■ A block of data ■
* Begin *

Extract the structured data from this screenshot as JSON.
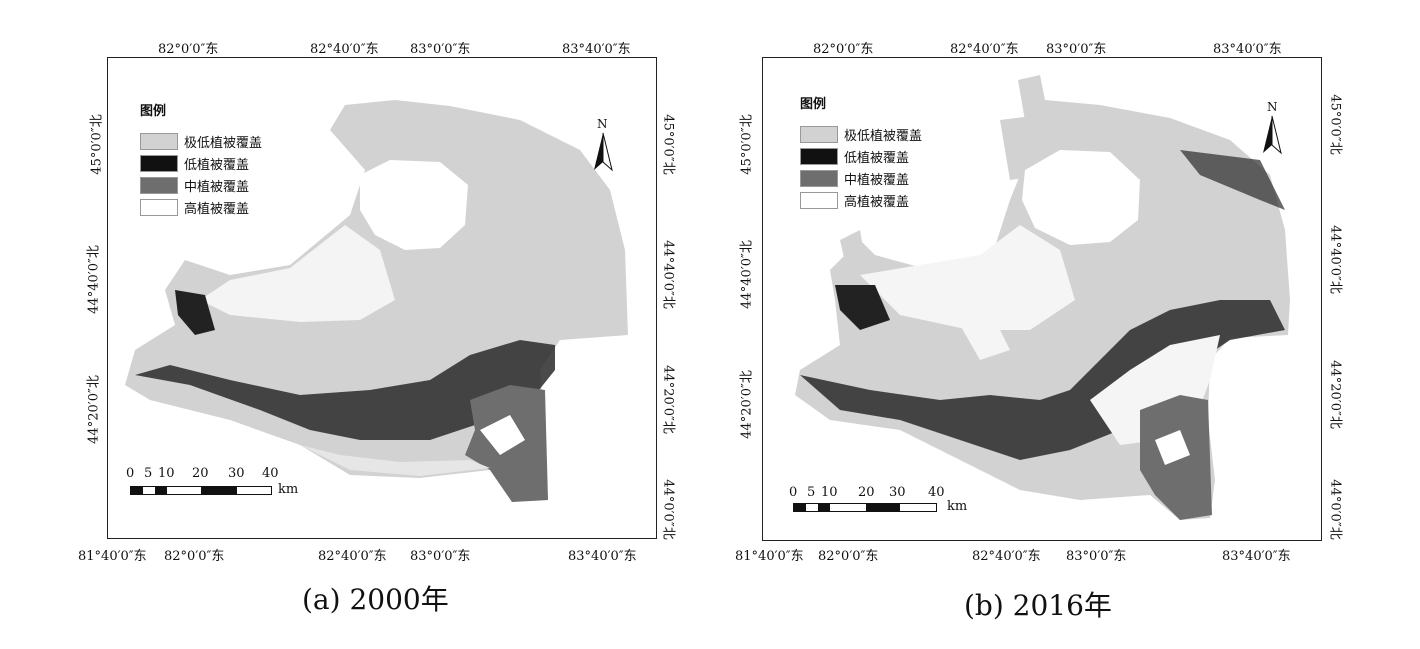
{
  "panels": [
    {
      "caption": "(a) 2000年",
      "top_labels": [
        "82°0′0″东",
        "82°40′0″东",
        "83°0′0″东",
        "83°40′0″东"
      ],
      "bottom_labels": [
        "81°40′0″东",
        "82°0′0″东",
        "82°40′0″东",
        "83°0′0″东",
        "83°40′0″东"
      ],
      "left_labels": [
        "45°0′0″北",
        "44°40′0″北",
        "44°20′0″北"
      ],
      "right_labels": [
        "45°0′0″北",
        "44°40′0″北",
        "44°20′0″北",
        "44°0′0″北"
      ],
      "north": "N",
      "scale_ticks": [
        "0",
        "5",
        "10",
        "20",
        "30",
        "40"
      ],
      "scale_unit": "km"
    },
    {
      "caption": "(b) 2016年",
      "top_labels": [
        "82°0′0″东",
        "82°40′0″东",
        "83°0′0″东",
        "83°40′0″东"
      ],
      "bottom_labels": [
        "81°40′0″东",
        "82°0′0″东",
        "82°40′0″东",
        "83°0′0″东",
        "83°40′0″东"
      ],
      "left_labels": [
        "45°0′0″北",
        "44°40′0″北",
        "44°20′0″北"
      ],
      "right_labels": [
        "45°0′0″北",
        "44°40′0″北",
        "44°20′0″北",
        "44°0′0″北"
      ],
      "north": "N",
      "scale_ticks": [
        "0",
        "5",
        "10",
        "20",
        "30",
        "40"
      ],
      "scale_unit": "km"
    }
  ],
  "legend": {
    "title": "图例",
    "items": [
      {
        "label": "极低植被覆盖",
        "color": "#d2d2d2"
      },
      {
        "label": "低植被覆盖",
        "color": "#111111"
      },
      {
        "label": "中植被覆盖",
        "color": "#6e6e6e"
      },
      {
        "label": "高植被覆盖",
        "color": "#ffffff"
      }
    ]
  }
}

* End *

■ What you need to do ■
Report each line of the material above where the word "color" appears.

■ Completed exercise ■
        "color": "#d2d2d2"
        "color": "#111111"
        "color": "#6e6e6e"
        "color": "#ffffff"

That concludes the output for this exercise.